## WHAT NEEDS TO BE DONE
Work through the data and report how many lines include the string "commerciaux", giving the number alone.

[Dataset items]

------------------------------------------------------------

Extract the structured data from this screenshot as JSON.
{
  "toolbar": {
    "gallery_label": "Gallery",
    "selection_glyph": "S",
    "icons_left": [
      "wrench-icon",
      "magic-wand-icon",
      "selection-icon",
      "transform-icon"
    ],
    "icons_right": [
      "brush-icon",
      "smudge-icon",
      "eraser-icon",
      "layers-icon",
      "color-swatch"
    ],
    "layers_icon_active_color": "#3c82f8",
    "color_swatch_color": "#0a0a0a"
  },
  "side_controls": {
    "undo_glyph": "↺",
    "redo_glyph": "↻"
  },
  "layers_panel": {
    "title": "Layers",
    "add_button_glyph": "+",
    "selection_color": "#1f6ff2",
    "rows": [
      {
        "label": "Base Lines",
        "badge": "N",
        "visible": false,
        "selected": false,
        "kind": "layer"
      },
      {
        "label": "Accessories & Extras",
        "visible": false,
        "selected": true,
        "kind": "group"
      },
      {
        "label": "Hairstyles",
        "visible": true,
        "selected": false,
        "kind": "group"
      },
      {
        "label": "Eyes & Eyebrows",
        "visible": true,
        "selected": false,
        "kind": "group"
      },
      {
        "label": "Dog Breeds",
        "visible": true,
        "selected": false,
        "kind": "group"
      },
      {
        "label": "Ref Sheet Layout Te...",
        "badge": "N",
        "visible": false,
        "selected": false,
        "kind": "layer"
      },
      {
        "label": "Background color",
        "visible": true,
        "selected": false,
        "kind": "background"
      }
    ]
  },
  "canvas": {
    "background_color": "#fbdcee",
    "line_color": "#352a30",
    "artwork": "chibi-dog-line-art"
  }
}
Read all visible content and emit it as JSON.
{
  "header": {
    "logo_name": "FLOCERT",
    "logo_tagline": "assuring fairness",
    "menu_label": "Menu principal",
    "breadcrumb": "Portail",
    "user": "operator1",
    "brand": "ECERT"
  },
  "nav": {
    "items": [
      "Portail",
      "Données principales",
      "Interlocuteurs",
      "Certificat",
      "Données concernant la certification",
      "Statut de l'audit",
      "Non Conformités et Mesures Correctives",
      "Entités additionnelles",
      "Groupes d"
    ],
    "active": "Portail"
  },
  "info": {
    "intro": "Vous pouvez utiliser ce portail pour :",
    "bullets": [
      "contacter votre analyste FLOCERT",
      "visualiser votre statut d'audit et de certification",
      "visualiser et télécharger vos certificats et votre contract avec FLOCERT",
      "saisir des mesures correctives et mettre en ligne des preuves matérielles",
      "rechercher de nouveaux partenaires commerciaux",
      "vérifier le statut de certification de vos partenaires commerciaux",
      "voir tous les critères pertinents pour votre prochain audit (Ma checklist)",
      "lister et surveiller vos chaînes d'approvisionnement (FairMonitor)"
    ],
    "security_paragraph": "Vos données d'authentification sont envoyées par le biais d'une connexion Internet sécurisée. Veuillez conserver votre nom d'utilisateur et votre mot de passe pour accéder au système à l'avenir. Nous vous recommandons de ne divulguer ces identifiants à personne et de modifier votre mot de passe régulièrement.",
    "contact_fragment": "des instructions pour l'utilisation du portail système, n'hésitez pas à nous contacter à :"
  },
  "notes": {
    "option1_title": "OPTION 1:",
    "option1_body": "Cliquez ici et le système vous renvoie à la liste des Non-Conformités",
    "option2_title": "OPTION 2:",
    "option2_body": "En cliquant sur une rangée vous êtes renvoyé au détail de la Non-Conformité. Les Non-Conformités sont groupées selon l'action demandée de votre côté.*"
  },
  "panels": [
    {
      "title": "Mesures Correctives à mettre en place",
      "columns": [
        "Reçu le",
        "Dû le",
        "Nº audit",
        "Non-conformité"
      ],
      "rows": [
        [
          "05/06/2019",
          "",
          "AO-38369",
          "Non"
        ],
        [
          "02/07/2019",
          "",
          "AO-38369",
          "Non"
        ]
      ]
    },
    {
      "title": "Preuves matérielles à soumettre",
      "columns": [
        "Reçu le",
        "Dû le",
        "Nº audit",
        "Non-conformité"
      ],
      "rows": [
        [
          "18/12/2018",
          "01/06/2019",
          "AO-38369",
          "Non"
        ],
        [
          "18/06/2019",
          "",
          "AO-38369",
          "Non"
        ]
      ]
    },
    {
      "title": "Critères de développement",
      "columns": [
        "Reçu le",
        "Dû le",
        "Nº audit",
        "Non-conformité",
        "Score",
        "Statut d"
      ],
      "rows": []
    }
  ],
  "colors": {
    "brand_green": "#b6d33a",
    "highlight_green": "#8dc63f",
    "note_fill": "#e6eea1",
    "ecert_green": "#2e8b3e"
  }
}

------------------------------------------------------------

## TASK RESPONSE
2